* GIVEN INSTRUCTION:
For the data below, report the number of lines that contain the string "title" and nothing else.

(Entries taken from a collection)
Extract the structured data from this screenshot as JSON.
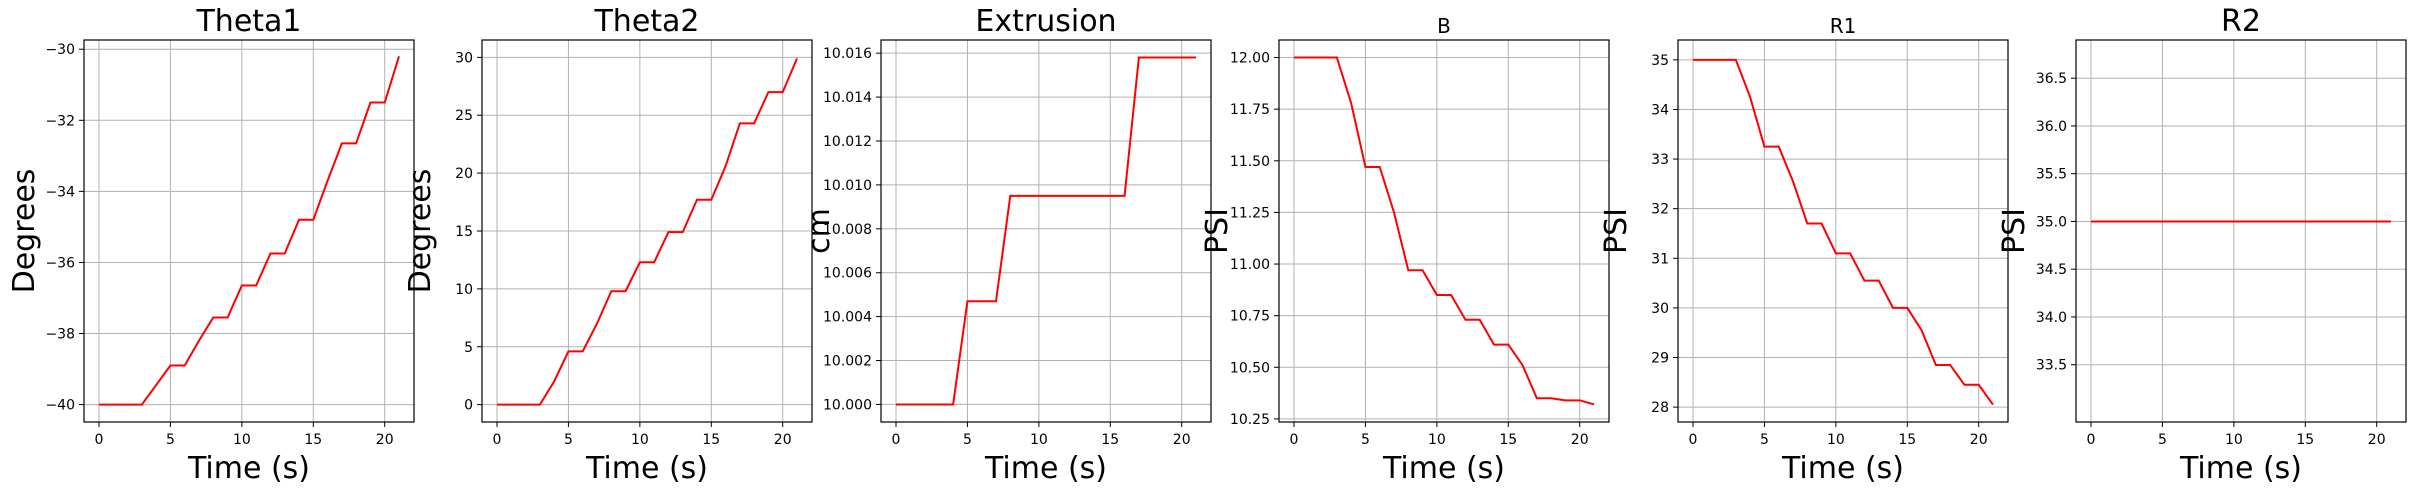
{
  "chart_data": [
    {
      "type": "line",
      "title": "Theta1",
      "xlabel": "Time (s)",
      "ylabel": "Degrees",
      "xlim": [
        -1.05,
        22.05
      ],
      "ylim": [
        -40.49,
        -29.74
      ],
      "xticks": [
        0,
        5,
        10,
        15,
        20
      ],
      "yticks": [
        -40,
        -38,
        -36,
        -34,
        -32,
        -30
      ],
      "grid": true,
      "series": [
        {
          "color": "#ff0000",
          "x": [
            0,
            1,
            2,
            3,
            4,
            5,
            6,
            7,
            8,
            9,
            10,
            11,
            12,
            13,
            14,
            15,
            16,
            17,
            18,
            19,
            20,
            21
          ],
          "y": [
            -40,
            -40,
            -40,
            -40,
            -39.45,
            -38.9,
            -38.9,
            -38.2,
            -37.55,
            -37.55,
            -36.65,
            -36.65,
            -35.75,
            -35.75,
            -34.8,
            -34.8,
            -33.7,
            -32.65,
            -32.65,
            -31.5,
            -31.5,
            -30.2
          ]
        }
      ]
    },
    {
      "type": "line",
      "title": "Theta2",
      "xlabel": "Time (s)",
      "ylabel": "Degrees",
      "xlim": [
        -1.05,
        22.05
      ],
      "ylim": [
        -1.5,
        31.5
      ],
      "xticks": [
        0,
        5,
        10,
        15,
        20
      ],
      "yticks": [
        0,
        5,
        10,
        15,
        20,
        25,
        30
      ],
      "grid": true,
      "series": [
        {
          "color": "#ff0000",
          "x": [
            0,
            1,
            2,
            3,
            4,
            5,
            6,
            7,
            8,
            9,
            10,
            11,
            12,
            13,
            14,
            15,
            16,
            17,
            18,
            19,
            20,
            21
          ],
          "y": [
            0,
            0,
            0,
            0,
            2,
            4.6,
            4.6,
            7,
            9.8,
            9.8,
            12.3,
            12.3,
            14.9,
            14.9,
            17.7,
            17.7,
            20.6,
            24.3,
            24.3,
            27,
            27,
            29.9
          ]
        }
      ]
    },
    {
      "type": "line",
      "title": "Extrusion",
      "xlabel": "Time (s)",
      "ylabel": "cm",
      "xlim": [
        -1.05,
        22.05
      ],
      "ylim": [
        9.9992,
        10.0166
      ],
      "xticks": [
        0,
        5,
        10,
        15,
        20
      ],
      "yticks": [
        10.0,
        10.002,
        10.004,
        10.006,
        10.008,
        10.01,
        10.012,
        10.014,
        10.016
      ],
      "ytick_labels": [
        "10.000",
        "10.002",
        "10.004",
        "10.006",
        "10.008",
        "10.010",
        "10.012",
        "10.014",
        "10.016"
      ],
      "grid": true,
      "series": [
        {
          "color": "#ff0000",
          "x": [
            0,
            4,
            5,
            7,
            8,
            16,
            17,
            21
          ],
          "y": [
            10.0,
            10.0,
            10.0047,
            10.0047,
            10.0095,
            10.0095,
            10.0158,
            10.0158
          ]
        }
      ]
    },
    {
      "type": "line",
      "title": "B",
      "xlabel": "Time (s)",
      "ylabel": "PSI",
      "xlim": [
        -1.05,
        22.05
      ],
      "ylim": [
        10.235,
        12.085
      ],
      "xticks": [
        0,
        5,
        10,
        15,
        20
      ],
      "yticks": [
        10.25,
        10.5,
        10.75,
        11.0,
        11.25,
        11.5,
        11.75,
        12.0
      ],
      "ytick_labels": [
        "10.25",
        "10.50",
        "10.75",
        "11.00",
        "11.25",
        "11.50",
        "11.75",
        "12.00"
      ],
      "grid": true,
      "series": [
        {
          "color": "#ff0000",
          "x": [
            0,
            1,
            2,
            3,
            4,
            5,
            6,
            7,
            8,
            9,
            10,
            11,
            12,
            13,
            14,
            15,
            16,
            17,
            18,
            19,
            20,
            21
          ],
          "y": [
            12.0,
            12.0,
            12.0,
            12.0,
            11.78,
            11.47,
            11.47,
            11.25,
            10.97,
            10.97,
            10.85,
            10.85,
            10.73,
            10.73,
            10.61,
            10.61,
            10.51,
            10.35,
            10.35,
            10.34,
            10.34,
            10.32
          ]
        }
      ]
    },
    {
      "type": "line",
      "title": "R1",
      "xlabel": "Time (s)",
      "ylabel": "PSI",
      "xlim": [
        -1.05,
        22.05
      ],
      "ylim": [
        27.7,
        35.4
      ],
      "xticks": [
        0,
        5,
        10,
        15,
        20
      ],
      "yticks": [
        28,
        29,
        30,
        31,
        32,
        33,
        34,
        35
      ],
      "grid": true,
      "series": [
        {
          "color": "#ff0000",
          "x": [
            0,
            1,
            2,
            3,
            4,
            5,
            6,
            7,
            8,
            9,
            10,
            11,
            12,
            13,
            14,
            15,
            16,
            17,
            18,
            19,
            20,
            21
          ],
          "y": [
            35,
            35,
            35,
            35,
            34.25,
            33.25,
            33.25,
            32.55,
            31.7,
            31.7,
            31.1,
            31.1,
            30.55,
            30.55,
            30.0,
            30.0,
            29.55,
            28.85,
            28.85,
            28.45,
            28.45,
            28.05
          ]
        }
      ]
    },
    {
      "type": "line",
      "title": "R2",
      "xlabel": "Time (s)",
      "ylabel": "PSI",
      "xlim": [
        -1.05,
        22.05
      ],
      "ylim": [
        32.9,
        36.9
      ],
      "xticks": [
        0,
        5,
        10,
        15,
        20
      ],
      "yticks": [
        33.5,
        34.0,
        34.5,
        35.0,
        35.5,
        36.0,
        36.5
      ],
      "ytick_labels": [
        "33.5",
        "34.0",
        "34.5",
        "35.0",
        "35.5",
        "36.0",
        "36.5"
      ],
      "grid": true,
      "series": [
        {
          "color": "#ff0000",
          "x": [
            0,
            21
          ],
          "y": [
            35,
            35
          ]
        }
      ]
    }
  ]
}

* FULL RESPONSE:
6